* **DATA TO USE**
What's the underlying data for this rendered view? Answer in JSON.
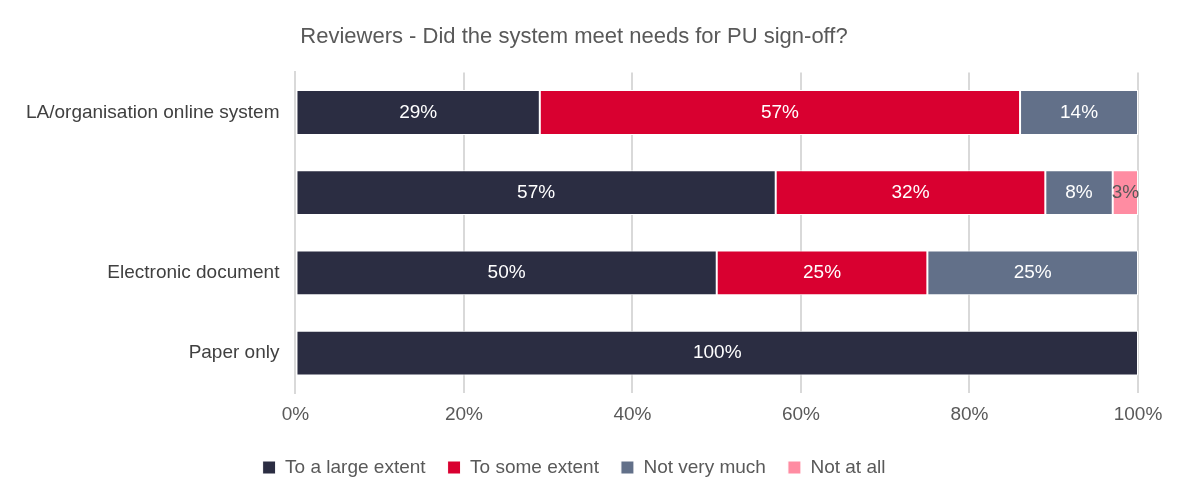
{
  "chart_data": {
    "type": "bar",
    "orientation": "horizontal",
    "stacked": true,
    "title": "Reviewers - Did the system meet needs for PU sign-off?",
    "categories": [
      "LA/organisation online system",
      null,
      "Electronic document",
      "Paper only"
    ],
    "series": [
      {
        "name": "To a large extent",
        "color": "#2b2d42",
        "values": [
          29,
          57,
          50,
          100
        ],
        "value_labels": [
          "29%",
          "57%",
          "50%",
          "100%"
        ]
      },
      {
        "name": "To some extent",
        "color": "#d90030",
        "values": [
          57,
          32,
          25,
          null
        ],
        "value_labels": [
          "57%",
          "32%",
          "25%",
          null
        ]
      },
      {
        "name": "Not very much",
        "color": "#627089",
        "values": [
          14,
          8,
          25,
          null
        ],
        "value_labels": [
          "14%",
          "8%",
          "25%",
          null
        ]
      },
      {
        "name": "Not at all",
        "color": "#ff8ca2",
        "values": [
          null,
          3,
          null,
          null
        ],
        "value_labels": [
          null,
          "3%",
          null,
          null
        ]
      }
    ],
    "xlim": [
      0,
      100
    ],
    "xticks": [
      {
        "value": 0,
        "label": "0%"
      },
      {
        "value": 20,
        "label": "20%"
      },
      {
        "value": 40,
        "label": "40%"
      },
      {
        "value": 60,
        "label": "60%"
      },
      {
        "value": 80,
        "label": "80%"
      },
      {
        "value": 100,
        "label": "100%"
      }
    ],
    "grid": "x",
    "legend": "bottom"
  }
}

* **AIM**
Find the string "system" in the entries above and return each line that holds it.

* **REPLY**
    "title": "Reviewers - Did the system meet needs for PU sign-off?",
      "LA/organisation online system",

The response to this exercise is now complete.